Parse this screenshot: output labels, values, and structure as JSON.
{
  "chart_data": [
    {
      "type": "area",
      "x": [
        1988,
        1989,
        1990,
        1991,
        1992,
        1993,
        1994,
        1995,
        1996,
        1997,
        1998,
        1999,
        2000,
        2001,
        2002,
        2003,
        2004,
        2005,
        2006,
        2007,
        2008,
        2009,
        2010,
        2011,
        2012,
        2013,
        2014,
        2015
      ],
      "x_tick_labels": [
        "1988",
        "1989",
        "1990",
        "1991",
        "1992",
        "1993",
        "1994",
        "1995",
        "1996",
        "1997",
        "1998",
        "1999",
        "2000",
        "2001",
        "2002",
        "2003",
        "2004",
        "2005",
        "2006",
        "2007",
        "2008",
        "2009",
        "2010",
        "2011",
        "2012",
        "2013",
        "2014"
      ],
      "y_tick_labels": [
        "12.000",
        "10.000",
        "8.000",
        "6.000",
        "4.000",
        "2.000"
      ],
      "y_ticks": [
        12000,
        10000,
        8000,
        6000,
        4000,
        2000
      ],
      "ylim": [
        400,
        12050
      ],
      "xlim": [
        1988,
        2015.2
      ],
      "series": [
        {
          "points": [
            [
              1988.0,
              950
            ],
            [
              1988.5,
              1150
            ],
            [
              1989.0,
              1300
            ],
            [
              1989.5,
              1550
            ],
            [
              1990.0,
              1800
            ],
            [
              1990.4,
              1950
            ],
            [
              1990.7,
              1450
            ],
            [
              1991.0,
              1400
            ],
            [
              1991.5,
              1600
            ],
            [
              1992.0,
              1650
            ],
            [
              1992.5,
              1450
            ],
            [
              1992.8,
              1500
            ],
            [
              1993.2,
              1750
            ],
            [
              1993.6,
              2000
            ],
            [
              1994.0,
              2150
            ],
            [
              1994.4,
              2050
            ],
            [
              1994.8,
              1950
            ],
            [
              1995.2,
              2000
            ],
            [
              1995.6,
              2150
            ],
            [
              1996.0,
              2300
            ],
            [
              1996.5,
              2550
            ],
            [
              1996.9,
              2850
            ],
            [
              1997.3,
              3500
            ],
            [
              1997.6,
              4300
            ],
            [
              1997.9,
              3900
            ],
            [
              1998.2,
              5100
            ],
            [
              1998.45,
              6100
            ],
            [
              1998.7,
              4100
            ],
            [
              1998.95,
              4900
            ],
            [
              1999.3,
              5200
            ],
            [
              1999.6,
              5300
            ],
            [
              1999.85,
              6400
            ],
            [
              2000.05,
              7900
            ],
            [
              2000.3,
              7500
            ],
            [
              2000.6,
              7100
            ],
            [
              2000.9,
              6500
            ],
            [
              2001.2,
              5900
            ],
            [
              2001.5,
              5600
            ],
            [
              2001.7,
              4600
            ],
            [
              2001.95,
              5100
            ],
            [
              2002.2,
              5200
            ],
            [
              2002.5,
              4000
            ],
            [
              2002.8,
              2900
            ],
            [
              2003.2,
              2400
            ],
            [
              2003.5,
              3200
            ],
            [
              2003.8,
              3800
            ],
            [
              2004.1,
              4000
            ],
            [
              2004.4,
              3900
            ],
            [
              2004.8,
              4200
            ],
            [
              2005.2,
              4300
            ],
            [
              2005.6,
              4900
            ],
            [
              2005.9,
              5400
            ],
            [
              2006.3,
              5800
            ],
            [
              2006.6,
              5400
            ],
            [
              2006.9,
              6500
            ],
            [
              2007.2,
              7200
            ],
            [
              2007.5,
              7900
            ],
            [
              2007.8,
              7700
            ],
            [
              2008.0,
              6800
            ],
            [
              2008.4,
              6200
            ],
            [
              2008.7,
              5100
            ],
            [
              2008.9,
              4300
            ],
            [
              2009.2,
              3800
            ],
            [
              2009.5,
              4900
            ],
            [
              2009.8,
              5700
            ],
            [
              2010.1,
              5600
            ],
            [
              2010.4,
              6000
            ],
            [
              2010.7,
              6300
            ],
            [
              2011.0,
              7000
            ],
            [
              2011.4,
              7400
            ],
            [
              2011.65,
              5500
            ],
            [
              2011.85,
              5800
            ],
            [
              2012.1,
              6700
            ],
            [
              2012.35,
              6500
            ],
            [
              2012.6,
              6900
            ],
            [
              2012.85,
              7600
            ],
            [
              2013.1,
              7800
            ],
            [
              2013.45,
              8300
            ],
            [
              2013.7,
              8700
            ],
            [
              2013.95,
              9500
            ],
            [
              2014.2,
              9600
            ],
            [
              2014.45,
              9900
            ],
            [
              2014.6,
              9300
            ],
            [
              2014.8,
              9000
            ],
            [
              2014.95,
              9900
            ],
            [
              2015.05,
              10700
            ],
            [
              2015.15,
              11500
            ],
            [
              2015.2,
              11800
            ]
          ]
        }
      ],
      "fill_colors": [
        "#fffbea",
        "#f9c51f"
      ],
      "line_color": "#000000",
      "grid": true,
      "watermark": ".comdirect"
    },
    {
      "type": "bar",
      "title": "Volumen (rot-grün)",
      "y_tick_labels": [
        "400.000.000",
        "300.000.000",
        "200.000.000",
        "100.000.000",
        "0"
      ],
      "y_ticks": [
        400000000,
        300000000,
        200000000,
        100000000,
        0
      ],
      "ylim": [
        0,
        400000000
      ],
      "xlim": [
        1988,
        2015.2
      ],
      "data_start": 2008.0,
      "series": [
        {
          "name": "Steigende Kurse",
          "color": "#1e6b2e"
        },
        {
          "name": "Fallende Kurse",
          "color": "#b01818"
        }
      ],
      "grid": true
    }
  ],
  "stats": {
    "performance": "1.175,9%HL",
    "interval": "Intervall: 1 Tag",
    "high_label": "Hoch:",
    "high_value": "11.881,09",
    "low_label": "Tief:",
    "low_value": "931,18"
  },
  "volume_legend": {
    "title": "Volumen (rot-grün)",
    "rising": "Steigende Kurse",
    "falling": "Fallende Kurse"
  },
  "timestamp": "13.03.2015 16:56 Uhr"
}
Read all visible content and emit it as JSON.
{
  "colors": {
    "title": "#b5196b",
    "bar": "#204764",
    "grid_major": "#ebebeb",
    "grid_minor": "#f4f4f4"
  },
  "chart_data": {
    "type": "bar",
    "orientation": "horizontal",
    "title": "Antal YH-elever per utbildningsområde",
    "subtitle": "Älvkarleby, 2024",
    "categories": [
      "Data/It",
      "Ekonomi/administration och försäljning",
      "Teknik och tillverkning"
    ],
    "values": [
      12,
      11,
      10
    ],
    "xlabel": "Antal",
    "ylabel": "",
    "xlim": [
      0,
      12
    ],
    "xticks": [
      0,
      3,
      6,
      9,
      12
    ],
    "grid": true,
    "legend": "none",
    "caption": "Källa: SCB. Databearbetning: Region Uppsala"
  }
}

──────

Each record above must be given again exactly.

Parse this screenshot: output labels, values, and structure as JSON.
{
  "chart_data": [
    {
      "type": "area",
      "x": [
        1988,
        1989,
        1990,
        1991,
        1992,
        1993,
        1994,
        1995,
        1996,
        1997,
        1998,
        1999,
        2000,
        2001,
        2002,
        2003,
        2004,
        2005,
        2006,
        2007,
        2008,
        2009,
        2010,
        2011,
        2012,
        2013,
        2014,
        2015
      ],
      "x_tick_labels": [
        "1988",
        "1989",
        "1990",
        "1991",
        "1992",
        "1993",
        "1994",
        "1995",
        "1996",
        "1997",
        "1998",
        "1999",
        "2000",
        "2001",
        "2002",
        "2003",
        "2004",
        "2005",
        "2006",
        "2007",
        "2008",
        "2009",
        "2010",
        "2011",
        "2012",
        "2013",
        "2014"
      ],
      "y_tick_labels": [
        "12.000",
        "10.000",
        "8.000",
        "6.000",
        "4.000",
        "2.000"
      ],
      "y_ticks": [
        12000,
        10000,
        8000,
        6000,
        4000,
        2000
      ],
      "ylim": [
        400,
        12050
      ],
      "xlim": [
        1988,
        2015.2
      ],
      "series": [
        {
          "points": [
            [
              1988.0,
              950
            ],
            [
              1988.5,
              1150
            ],
            [
              1989.0,
              1300
            ],
            [
              1989.5,
              1550
            ],
            [
              1990.0,
              1800
            ],
            [
              1990.4,
              1950
            ],
            [
              1990.7,
              1450
            ],
            [
              1991.0,
              1400
            ],
            [
              1991.5,
              1600
            ],
            [
              1992.0,
              1650
            ],
            [
              1992.5,
              1450
            ],
            [
              1992.8,
              1500
            ],
            [
              1993.2,
              1750
            ],
            [
              1993.6,
              2000
            ],
            [
              1994.0,
              2150
            ],
            [
              1994.4,
              2050
            ],
            [
              1994.8,
              1950
            ],
            [
              1995.2,
              2000
            ],
            [
              1995.6,
              2150
            ],
            [
              1996.0,
              2300
            ],
            [
              1996.5,
              2550
            ],
            [
              1996.9,
              2850
            ],
            [
              1997.3,
              3500
            ],
            [
              1997.6,
              4300
            ],
            [
              1997.9,
              3900
            ],
            [
              1998.2,
              5100
            ],
            [
              1998.45,
              6100
            ],
            [
              1998.7,
              4100
            ],
            [
              1998.95,
              4900
            ],
            [
              1999.3,
              5200
            ],
            [
              1999.6,
              5300
            ],
            [
              1999.85,
              6400
            ],
            [
              2000.05,
              7900
            ],
            [
              2000.3,
              7500
            ],
            [
              2000.6,
              7100
            ],
            [
              2000.9,
              6500
            ],
            [
              2001.2,
              5900
            ],
            [
              2001.5,
              5600
            ],
            [
              2001.7,
              4600
            ],
            [
              2001.95,
              5100
            ],
            [
              2002.2,
              5200
            ],
            [
              2002.5,
              4000
            ],
            [
              2002.8,
              2900
            ],
            [
              2003.2,
              2400
            ],
            [
              2003.5,
              3200
            ],
            [
              2003.8,
              3800
            ],
            [
              2004.1,
              4000
            ],
            [
              2004.4,
              3900
            ],
            [
              2004.8,
              4200
            ],
            [
              2005.2,
              4300
            ],
            [
              2005.6,
              4900
            ],
            [
              2005.9,
              5400
            ],
            [
              2006.3,
              5800
            ],
            [
              2006.6,
              5400
            ],
            [
              2006.9,
              6500
            ],
            [
              2007.2,
              7200
            ],
            [
              2007.5,
              7900
            ],
            [
              2007.8,
              7700
            ],
            [
              2008.0,
              6800
            ],
            [
              2008.4,
              6200
            ],
            [
              2008.7,
              5100
            ],
            [
              2008.9,
              4300
            ],
            [
              2009.2,
              3800
            ],
            [
              2009.5,
              4900
            ],
            [
              2009.8,
              5700
            ],
            [
              2010.1,
              5600
            ],
            [
              2010.4,
              6000
            ],
            [
              2010.7,
              6300
            ],
            [
              2011.0,
              7000
            ],
            [
              2011.4,
              7400
            ],
            [
              2011.65,
              5500
            ],
            [
              2011.85,
              5800
            ],
            [
              2012.1,
              6700
            ],
            [
              2012.35,
              6500
            ],
            [
              2012.6,
              6900
            ],
            [
              2012.85,
              7600
            ],
            [
              2013.1,
              7800
            ],
            [
              2013.45,
              8300
            ],
            [
              2013.7,
              8700
            ],
            [
              2013.95,
              9500
            ],
            [
              2014.2,
              9600
            ],
            [
              2014.45,
              9900
            ],
            [
              2014.6,
              9300
            ],
            [
              2014.8,
              9000
            ],
            [
              2014.95,
              9900
            ],
            [
              2015.05,
              10700
            ],
            [
              2015.15,
              11500
            ],
            [
              2015.2,
              11800
            ]
          ]
        }
      ],
      "fill_colors": [
        "#fffbea",
        "#f9c51f"
      ],
      "line_color": "#000000",
      "grid": true,
      "watermark": ".comdirect"
    },
    {
      "type": "bar",
      "title": "Volumen (rot-grün)",
      "y_tick_labels": [
        "400.000.000",
        "300.000.000",
        "200.000.000",
        "100.000.000",
        "0"
      ],
      "y_ticks": [
        400000000,
        300000000,
        200000000,
        100000000,
        0
      ],
      "ylim": [
        0,
        400000000
      ],
      "xlim": [
        1988,
        2015.2
      ],
      "data_start": 2008.0,
      "series": [
        {
          "name": "Steigende Kurse",
          "color": "#1e6b2e"
        },
        {
          "name": "Fallende Kurse",
          "color": "#b01818"
        }
      ],
      "grid": true
    }
  ],
  "stats": {
    "performance": "1.175,9%HL",
    "interval": "Intervall: 1 Tag",
    "high_label": "Hoch:",
    "high_value": "11.881,09",
    "low_label": "Tief:",
    "low_value": "931,18"
  },
  "volume_legend": {
    "title": "Volumen (rot-grün)",
    "rising": "Steigende Kurse",
    "falling": "Fallende Kurse"
  },
  "timestamp": "13.03.2015 16:56 Uhr"
}
Read all visible content and emit it as JSON.
{
  "colors": {
    "title": "#b5196b",
    "bar": "#204764",
    "grid_major": "#ebebeb",
    "grid_minor": "#f4f4f4"
  },
  "chart_data": {
    "type": "bar",
    "orientation": "horizontal",
    "title": "Antal YH-elever per utbildningsområde",
    "subtitle": "Älvkarleby, 2024",
    "categories": [
      "Data/It",
      "Ekonomi/administration och försäljning",
      "Teknik och tillverkning"
    ],
    "values": [
      12,
      11,
      10
    ],
    "xlabel": "Antal",
    "ylabel": "",
    "xlim": [
      0,
      12
    ],
    "xticks": [
      0,
      3,
      6,
      9,
      12
    ],
    "grid": true,
    "legend": "none",
    "caption": "Källa: SCB. Databearbetning: Region Uppsala"
  }
}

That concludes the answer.